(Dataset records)
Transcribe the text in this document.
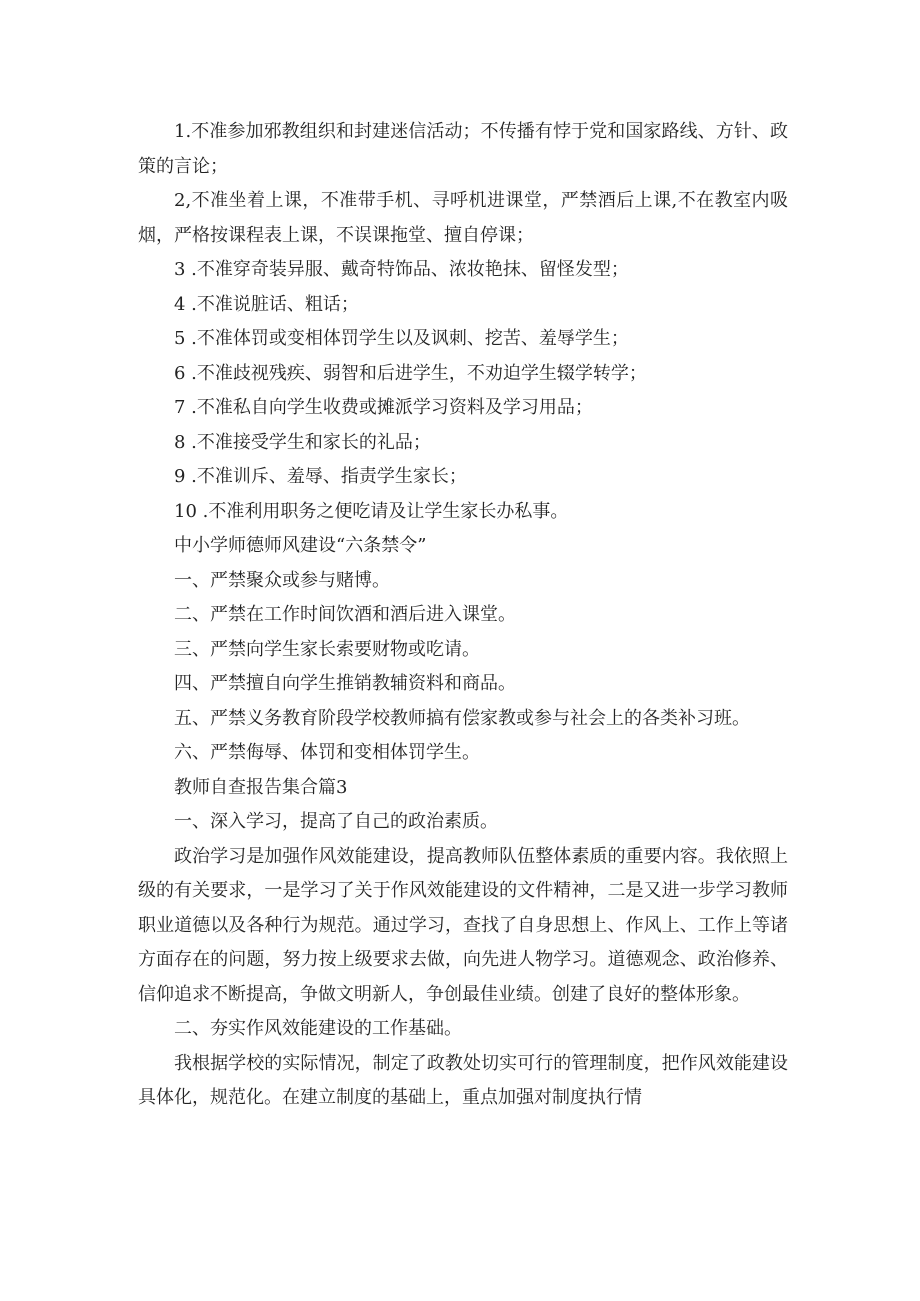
1.不准参加邪教组织和封建迷信活动；不传播有悖于党和国家路线、方针、政策的言论；

2,不准坐着上课，不准带手机、寻呼机进课堂，严禁酒后上课,不在教室内吸烟，严格按课程表上课，不误课拖堂、擅自停课；

3 .不准穿奇装异服、戴奇特饰品、浓妆艳抹、留怪发型；

4 .不准说脏话、粗话；

5 .不准体罚或变相体罚学生以及讽刺、挖苦、羞辱学生；

6 .不准歧视残疾、弱智和后进学生，不劝迫学生辍学转学；

7 .不准私自向学生收费或摊派学习资料及学习用品；

8 .不准接受学生和家长的礼品；

9 .不准训斥、羞辱、指责学生家长；

10 .不准利用职务之便吃请及让学生家长办私事。

中小学师德师风建设“六条禁令”

一、严禁聚众或参与赌博。

二、严禁在工作时间饮酒和酒后进入课堂。

三、严禁向学生家长索要财物或吃请。

四、严禁擅自向学生推销教辅资料和商品。

五、严禁义务教育阶段学校教师搞有偿家教或参与社会上的各类补习班。

六、严禁侮辱、体罚和变相体罚学生。

教师自查报告集合篇3

一、深入学习，提高了自己的政治素质。

政治学习是加强作风效能建设，提高教师队伍整体素质的重要内容。我依照上级的有关要求，一是学习了关于作风效能建设的文件精神，二是又进一步学习教师职业道德以及各种行为规范。通过学习，查找了自身思想上、作风上、工作上等诸方面存在的问题，努力按上级要求去做，向先进人物学习。道德观念、政治修养、信仰追求不断提高，争做文明新人，争创最佳业绩。创建了良好的整体形象。

二、夯实作风效能建设的工作基础。

我根据学校的实际情况，制定了政教处切实可行的管理制度，把作风效能建设具体化，规范化。在建立制度的基础上，重点加强对制度执行情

- TASK BRIEF: Return the material word for word. Pictures are not part of the copy.

- REPLY TO THE TASK:
Transcribe the text in this document.
1.不准参加邪教组织和封建迷信活动；不传播有悖于党和国家路线、方针、政策的言论；

2,不准坐着上课，不准带手机、寻呼机进课堂，严禁酒后上课,不在教室内吸烟，严格按课程表上课，不误课拖堂、擅自停课；

3 .不准穿奇装异服、戴奇特饰品、浓妆艳抹、留怪发型；

4 .不准说脏话、粗话；

5 .不准体罚或变相体罚学生以及讽刺、挖苦、羞辱学生；

6 .不准歧视残疾、弱智和后进学生，不劝迫学生辍学转学；

7 .不准私自向学生收费或摊派学习资料及学习用品；

8 .不准接受学生和家长的礼品；

9 .不准训斥、羞辱、指责学生家长；

10 .不准利用职务之便吃请及让学生家长办私事。

中小学师德师风建设“六条禁令”

一、严禁聚众或参与赌博。

二、严禁在工作时间饮酒和酒后进入课堂。

三、严禁向学生家长索要财物或吃请。

四、严禁擅自向学生推销教辅资料和商品。

五、严禁义务教育阶段学校教师搞有偿家教或参与社会上的各类补习班。

六、严禁侮辱、体罚和变相体罚学生。

教师自查报告集合篇3

一、深入学习，提高了自己的政治素质。

政治学习是加强作风效能建设，提高教师队伍整体素质的重要内容。我依照上级的有关要求，一是学习了关于作风效能建设的文件精神，二是又进一步学习教师职业道德以及各种行为规范。通过学习，查找了自身思想上、作风上、工作上等诸方面存在的问题，努力按上级要求去做，向先进人物学习。道德观念、政治修养、信仰追求不断提高，争做文明新人，争创最佳业绩。创建了良好的整体形象。

二、夯实作风效能建设的工作基础。

我根据学校的实际情况，制定了政教处切实可行的管理制度，把作风效能建设具体化，规范化。在建立制度的基础上，重点加强对制度执行情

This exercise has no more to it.